• [To do] Gather every row below that contains the word "boxes", and copy each one in full.

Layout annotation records
===
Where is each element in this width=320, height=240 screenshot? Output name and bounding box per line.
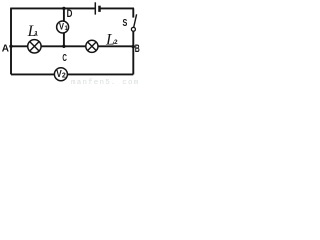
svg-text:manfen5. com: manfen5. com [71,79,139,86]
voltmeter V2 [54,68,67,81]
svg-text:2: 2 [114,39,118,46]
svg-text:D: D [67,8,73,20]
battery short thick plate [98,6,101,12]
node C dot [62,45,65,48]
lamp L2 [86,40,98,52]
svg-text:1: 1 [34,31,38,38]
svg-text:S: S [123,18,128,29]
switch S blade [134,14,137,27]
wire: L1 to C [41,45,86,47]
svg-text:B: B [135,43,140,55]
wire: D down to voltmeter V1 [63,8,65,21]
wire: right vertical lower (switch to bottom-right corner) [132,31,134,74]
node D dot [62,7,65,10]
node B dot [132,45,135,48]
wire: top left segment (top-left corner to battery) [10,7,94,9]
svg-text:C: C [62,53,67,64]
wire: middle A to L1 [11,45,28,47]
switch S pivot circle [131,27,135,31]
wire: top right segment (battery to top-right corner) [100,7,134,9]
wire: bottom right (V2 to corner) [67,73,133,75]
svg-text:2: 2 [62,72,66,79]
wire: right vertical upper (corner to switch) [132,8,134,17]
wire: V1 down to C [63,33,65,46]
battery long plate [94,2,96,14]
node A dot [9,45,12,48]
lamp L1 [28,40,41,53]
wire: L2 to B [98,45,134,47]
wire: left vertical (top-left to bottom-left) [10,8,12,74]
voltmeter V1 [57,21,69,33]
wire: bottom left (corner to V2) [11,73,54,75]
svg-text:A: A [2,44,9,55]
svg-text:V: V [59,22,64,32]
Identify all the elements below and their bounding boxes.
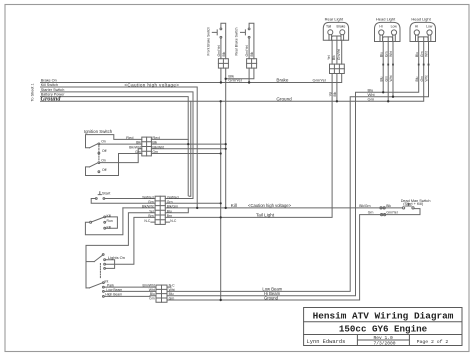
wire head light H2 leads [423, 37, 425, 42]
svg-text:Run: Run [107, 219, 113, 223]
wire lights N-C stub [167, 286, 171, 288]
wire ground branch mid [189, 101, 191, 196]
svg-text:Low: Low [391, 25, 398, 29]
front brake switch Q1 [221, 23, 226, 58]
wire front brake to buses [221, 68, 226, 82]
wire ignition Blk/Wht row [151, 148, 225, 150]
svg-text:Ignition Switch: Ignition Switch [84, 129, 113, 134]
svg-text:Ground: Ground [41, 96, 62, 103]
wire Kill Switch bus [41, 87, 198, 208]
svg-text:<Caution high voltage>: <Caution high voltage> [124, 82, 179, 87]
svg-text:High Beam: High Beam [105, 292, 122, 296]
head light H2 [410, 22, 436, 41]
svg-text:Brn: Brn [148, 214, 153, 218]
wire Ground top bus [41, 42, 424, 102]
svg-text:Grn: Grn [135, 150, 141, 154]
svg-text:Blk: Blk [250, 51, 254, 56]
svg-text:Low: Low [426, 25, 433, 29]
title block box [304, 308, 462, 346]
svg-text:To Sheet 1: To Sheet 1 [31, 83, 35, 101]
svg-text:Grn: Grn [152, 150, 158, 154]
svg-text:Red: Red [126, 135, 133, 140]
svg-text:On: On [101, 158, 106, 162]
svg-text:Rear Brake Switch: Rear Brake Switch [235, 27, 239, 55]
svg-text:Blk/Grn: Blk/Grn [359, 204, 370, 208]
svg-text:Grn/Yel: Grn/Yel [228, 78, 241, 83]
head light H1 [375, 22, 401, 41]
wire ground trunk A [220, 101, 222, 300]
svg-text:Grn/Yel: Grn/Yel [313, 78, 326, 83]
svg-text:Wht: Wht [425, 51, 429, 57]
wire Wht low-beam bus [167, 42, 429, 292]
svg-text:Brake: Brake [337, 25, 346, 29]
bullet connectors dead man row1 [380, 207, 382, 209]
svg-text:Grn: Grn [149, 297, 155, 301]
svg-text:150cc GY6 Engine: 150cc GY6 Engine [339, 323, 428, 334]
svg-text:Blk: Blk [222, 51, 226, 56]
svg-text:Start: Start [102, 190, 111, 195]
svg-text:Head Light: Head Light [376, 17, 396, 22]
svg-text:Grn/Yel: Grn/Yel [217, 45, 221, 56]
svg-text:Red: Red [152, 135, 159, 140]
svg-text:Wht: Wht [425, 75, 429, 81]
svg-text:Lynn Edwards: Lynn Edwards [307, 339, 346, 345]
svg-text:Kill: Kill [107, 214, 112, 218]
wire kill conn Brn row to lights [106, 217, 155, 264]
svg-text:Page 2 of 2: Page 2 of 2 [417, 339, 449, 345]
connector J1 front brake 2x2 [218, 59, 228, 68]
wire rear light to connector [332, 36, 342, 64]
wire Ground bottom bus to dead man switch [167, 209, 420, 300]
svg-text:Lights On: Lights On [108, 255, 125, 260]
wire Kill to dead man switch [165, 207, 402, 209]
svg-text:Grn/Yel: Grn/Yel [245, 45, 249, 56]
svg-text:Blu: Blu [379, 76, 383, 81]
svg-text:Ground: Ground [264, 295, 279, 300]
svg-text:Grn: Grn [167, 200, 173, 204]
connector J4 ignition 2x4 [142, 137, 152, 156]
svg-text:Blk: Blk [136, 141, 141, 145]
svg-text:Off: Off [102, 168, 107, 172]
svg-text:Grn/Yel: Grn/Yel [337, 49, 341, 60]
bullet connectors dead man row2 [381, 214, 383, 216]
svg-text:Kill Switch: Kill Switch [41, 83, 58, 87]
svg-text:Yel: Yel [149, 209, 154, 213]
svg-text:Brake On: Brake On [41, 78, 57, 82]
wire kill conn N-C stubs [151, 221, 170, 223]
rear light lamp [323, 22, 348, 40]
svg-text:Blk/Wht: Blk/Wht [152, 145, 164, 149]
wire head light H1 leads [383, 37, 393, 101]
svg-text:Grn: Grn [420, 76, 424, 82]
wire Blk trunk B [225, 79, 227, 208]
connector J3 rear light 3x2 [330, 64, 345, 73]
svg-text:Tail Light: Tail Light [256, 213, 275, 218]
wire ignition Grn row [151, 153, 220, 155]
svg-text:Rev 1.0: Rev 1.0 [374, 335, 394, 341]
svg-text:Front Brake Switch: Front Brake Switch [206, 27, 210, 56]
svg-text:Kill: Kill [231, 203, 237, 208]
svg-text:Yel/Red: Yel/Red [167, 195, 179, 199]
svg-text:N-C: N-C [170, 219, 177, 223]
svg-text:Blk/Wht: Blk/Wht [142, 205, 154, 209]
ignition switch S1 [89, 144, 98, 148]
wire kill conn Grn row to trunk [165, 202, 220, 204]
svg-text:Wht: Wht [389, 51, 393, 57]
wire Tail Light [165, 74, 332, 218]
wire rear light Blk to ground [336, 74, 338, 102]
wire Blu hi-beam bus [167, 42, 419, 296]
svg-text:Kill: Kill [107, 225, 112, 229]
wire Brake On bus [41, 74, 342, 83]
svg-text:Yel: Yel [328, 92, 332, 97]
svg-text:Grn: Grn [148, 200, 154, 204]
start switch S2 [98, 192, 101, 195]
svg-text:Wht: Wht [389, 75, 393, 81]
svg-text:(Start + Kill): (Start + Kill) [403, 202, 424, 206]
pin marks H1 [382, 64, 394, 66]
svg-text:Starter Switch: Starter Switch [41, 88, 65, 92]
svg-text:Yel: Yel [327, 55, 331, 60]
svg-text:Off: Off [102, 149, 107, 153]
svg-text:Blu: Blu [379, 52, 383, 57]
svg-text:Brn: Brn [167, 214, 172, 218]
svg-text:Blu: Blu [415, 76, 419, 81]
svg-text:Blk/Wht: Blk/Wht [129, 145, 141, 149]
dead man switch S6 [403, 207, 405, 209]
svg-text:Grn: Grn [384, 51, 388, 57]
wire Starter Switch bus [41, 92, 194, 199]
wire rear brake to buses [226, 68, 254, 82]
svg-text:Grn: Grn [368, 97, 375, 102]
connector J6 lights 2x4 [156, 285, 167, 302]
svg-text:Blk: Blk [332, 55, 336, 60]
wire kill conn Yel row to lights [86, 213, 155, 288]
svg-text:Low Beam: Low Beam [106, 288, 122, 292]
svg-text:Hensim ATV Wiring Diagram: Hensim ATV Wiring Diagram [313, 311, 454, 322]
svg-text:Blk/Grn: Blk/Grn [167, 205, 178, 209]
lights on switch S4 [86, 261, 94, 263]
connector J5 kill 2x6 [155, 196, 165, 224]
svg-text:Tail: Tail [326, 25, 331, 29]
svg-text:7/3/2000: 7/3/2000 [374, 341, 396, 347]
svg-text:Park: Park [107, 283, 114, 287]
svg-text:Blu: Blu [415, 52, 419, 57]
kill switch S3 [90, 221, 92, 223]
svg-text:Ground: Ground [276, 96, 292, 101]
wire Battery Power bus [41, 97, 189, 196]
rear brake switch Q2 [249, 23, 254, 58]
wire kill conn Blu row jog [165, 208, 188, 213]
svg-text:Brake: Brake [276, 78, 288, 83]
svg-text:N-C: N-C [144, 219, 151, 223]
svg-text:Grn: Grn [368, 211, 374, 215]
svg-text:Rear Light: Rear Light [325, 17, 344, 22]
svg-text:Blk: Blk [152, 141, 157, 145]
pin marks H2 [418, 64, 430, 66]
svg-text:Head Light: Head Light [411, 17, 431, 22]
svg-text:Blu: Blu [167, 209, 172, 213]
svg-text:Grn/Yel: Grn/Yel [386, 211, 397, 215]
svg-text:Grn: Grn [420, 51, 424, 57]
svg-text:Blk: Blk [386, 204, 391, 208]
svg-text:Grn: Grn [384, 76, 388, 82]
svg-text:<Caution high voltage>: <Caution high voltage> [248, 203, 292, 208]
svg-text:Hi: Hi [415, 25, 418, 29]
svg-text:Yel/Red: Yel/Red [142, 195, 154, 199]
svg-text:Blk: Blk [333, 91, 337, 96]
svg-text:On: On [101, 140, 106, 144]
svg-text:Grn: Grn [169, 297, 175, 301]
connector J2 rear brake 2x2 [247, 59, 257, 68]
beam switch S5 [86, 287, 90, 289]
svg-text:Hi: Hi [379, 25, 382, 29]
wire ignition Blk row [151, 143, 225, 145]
===
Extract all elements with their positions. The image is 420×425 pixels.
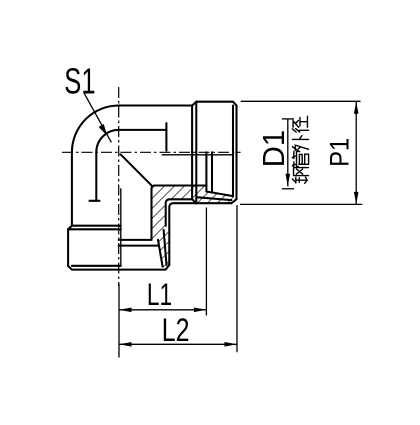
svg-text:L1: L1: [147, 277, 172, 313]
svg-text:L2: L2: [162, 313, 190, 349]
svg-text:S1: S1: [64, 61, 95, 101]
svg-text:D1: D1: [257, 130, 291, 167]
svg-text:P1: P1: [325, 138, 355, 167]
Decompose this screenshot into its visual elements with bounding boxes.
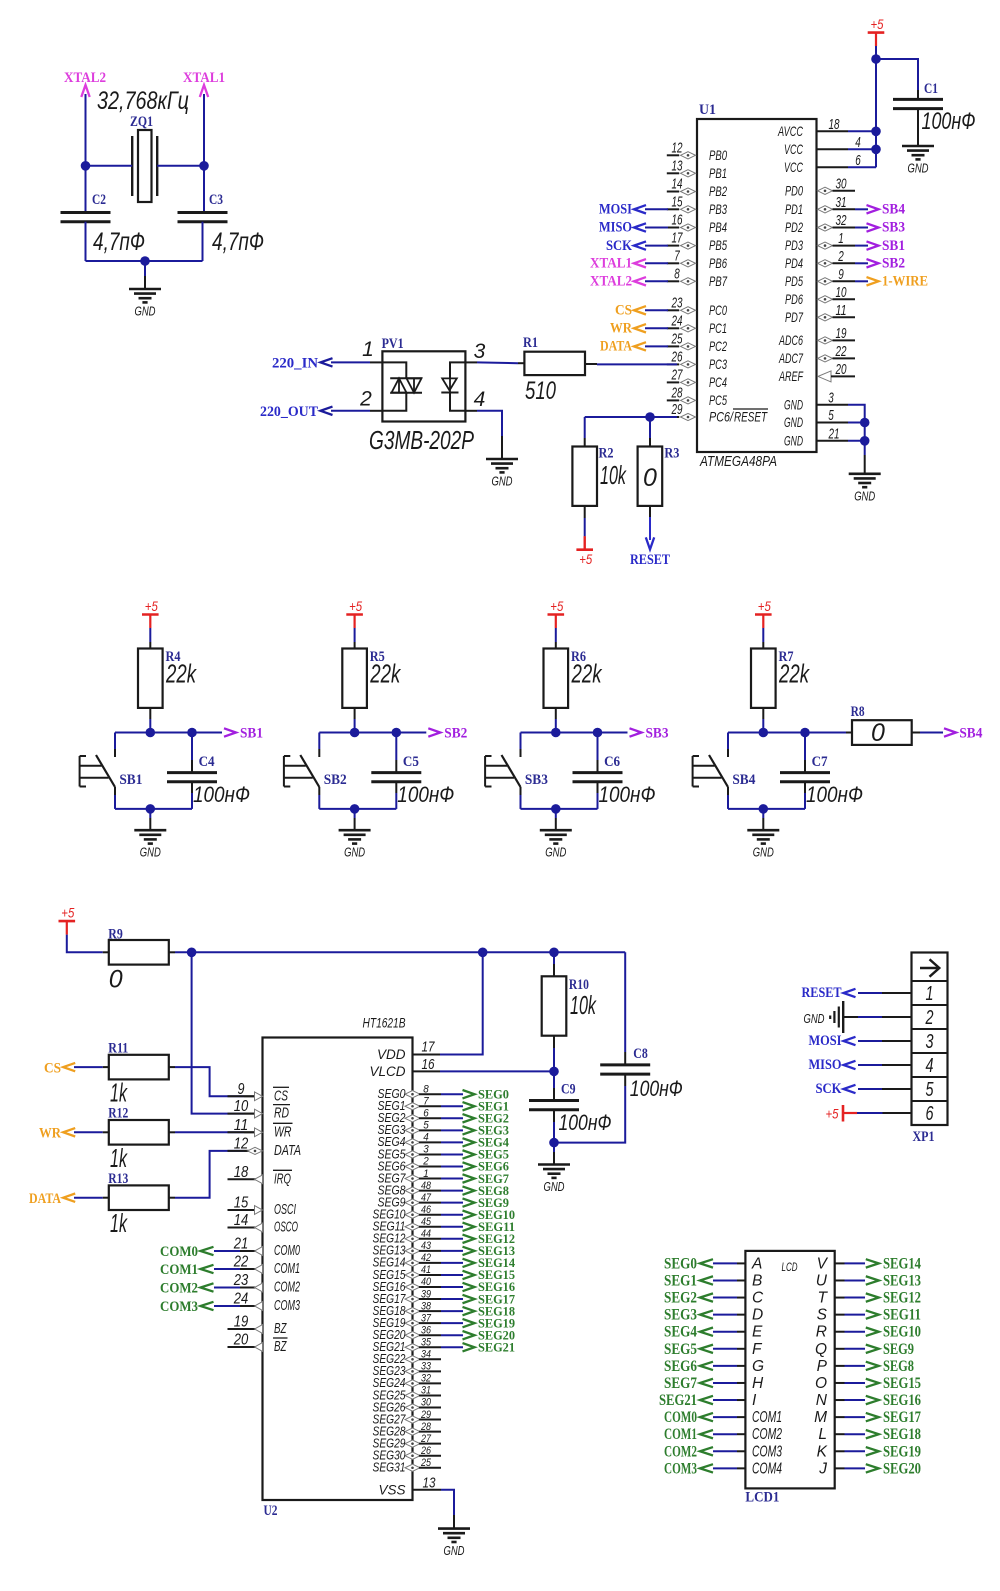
===
• [Answer]
Identify all the elements below and their bounding boxes.
Decompose this screenshot into its visual elements with bounding boxes.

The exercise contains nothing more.